---------- MATERIAL SUPPLIED
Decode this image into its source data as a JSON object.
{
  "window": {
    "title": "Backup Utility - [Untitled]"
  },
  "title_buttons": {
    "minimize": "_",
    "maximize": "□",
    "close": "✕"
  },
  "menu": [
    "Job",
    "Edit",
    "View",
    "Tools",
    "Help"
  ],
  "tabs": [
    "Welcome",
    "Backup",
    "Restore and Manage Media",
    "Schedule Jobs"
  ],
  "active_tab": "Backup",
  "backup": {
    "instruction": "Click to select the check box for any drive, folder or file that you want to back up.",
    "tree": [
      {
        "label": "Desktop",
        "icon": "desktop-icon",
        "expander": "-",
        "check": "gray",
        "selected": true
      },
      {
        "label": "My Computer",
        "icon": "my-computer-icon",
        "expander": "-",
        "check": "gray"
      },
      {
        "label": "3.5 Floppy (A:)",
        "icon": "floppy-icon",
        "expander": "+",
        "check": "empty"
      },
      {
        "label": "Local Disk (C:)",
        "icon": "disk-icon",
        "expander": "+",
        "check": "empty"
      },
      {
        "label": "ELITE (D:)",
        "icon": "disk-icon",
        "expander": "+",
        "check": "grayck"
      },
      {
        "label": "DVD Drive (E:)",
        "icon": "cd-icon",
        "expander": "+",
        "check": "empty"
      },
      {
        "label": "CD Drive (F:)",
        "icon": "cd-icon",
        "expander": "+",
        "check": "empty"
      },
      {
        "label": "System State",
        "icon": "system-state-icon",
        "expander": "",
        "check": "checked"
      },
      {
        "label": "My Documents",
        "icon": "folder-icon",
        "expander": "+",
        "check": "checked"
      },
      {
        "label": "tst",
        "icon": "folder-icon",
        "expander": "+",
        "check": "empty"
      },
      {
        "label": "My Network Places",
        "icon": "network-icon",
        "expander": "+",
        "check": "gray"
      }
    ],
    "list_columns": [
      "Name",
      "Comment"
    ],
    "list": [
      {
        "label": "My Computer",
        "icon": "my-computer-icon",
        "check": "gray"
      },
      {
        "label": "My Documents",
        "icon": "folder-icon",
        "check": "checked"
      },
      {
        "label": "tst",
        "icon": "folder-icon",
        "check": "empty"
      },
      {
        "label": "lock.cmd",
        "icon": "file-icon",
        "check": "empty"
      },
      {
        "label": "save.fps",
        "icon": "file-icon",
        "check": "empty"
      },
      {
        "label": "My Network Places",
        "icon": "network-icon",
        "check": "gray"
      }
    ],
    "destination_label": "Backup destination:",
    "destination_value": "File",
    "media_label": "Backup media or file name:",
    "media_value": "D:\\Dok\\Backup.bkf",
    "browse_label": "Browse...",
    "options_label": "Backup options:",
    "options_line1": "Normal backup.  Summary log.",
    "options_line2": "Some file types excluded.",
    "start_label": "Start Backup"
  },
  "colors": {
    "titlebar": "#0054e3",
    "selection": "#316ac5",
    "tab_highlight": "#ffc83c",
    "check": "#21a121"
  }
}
--------------------
- SET TASK: Every entry should be printed again exactly as it stands.

- EXERCISE SOLUTION:
Decode this image into its source data as a JSON object.
{
  "window": {
    "title": "Backup Utility - [Untitled]"
  },
  "title_buttons": {
    "minimize": "_",
    "maximize": "□",
    "close": "✕"
  },
  "menu": [
    "Job",
    "Edit",
    "View",
    "Tools",
    "Help"
  ],
  "tabs": [
    "Welcome",
    "Backup",
    "Restore and Manage Media",
    "Schedule Jobs"
  ],
  "active_tab": "Backup",
  "backup": {
    "instruction": "Click to select the check box for any drive, folder or file that you want to back up.",
    "tree": [
      {
        "label": "Desktop",
        "icon": "desktop-icon",
        "expander": "-",
        "check": "gray",
        "selected": true
      },
      {
        "label": "My Computer",
        "icon": "my-computer-icon",
        "expander": "-",
        "check": "gray"
      },
      {
        "label": "3.5 Floppy (A:)",
        "icon": "floppy-icon",
        "expander": "+",
        "check": "empty"
      },
      {
        "label": "Local Disk (C:)",
        "icon": "disk-icon",
        "expander": "+",
        "check": "empty"
      },
      {
        "label": "ELITE (D:)",
        "icon": "disk-icon",
        "expander": "+",
        "check": "grayck"
      },
      {
        "label": "DVD Drive (E:)",
        "icon": "cd-icon",
        "expander": "+",
        "check": "empty"
      },
      {
        "label": "CD Drive (F:)",
        "icon": "cd-icon",
        "expander": "+",
        "check": "empty"
      },
      {
        "label": "System State",
        "icon": "system-state-icon",
        "expander": "",
        "check": "checked"
      },
      {
        "label": "My Documents",
        "icon": "folder-icon",
        "expander": "+",
        "check": "checked"
      },
      {
        "label": "tst",
        "icon": "folder-icon",
        "expander": "+",
        "check": "empty"
      },
      {
        "label": "My Network Places",
        "icon": "network-icon",
        "expander": "+",
        "check": "gray"
      }
    ],
    "list_columns": [
      "Name",
      "Comment"
    ],
    "list": [
      {
        "label": "My Computer",
        "icon": "my-computer-icon",
        "check": "gray"
      },
      {
        "label": "My Documents",
        "icon": "folder-icon",
        "check": "checked"
      },
      {
        "label": "tst",
        "icon": "folder-icon",
        "check": "empty"
      },
      {
        "label": "lock.cmd",
        "icon": "file-icon",
        "check": "empty"
      },
      {
        "label": "save.fps",
        "icon": "file-icon",
        "check": "empty"
      },
      {
        "label": "My Network Places",
        "icon": "network-icon",
        "check": "gray"
      }
    ],
    "destination_label": "Backup destination:",
    "destination_value": "File",
    "media_label": "Backup media or file name:",
    "media_value": "D:\\Dok\\Backup.bkf",
    "browse_label": "Browse...",
    "options_label": "Backup options:",
    "options_line1": "Normal backup.  Summary log.",
    "options_line2": "Some file types excluded.",
    "start_label": "Start Backup"
  },
  "colors": {
    "titlebar": "#0054e3",
    "selection": "#316ac5",
    "tab_highlight": "#ffc83c",
    "check": "#21a121"
  }
}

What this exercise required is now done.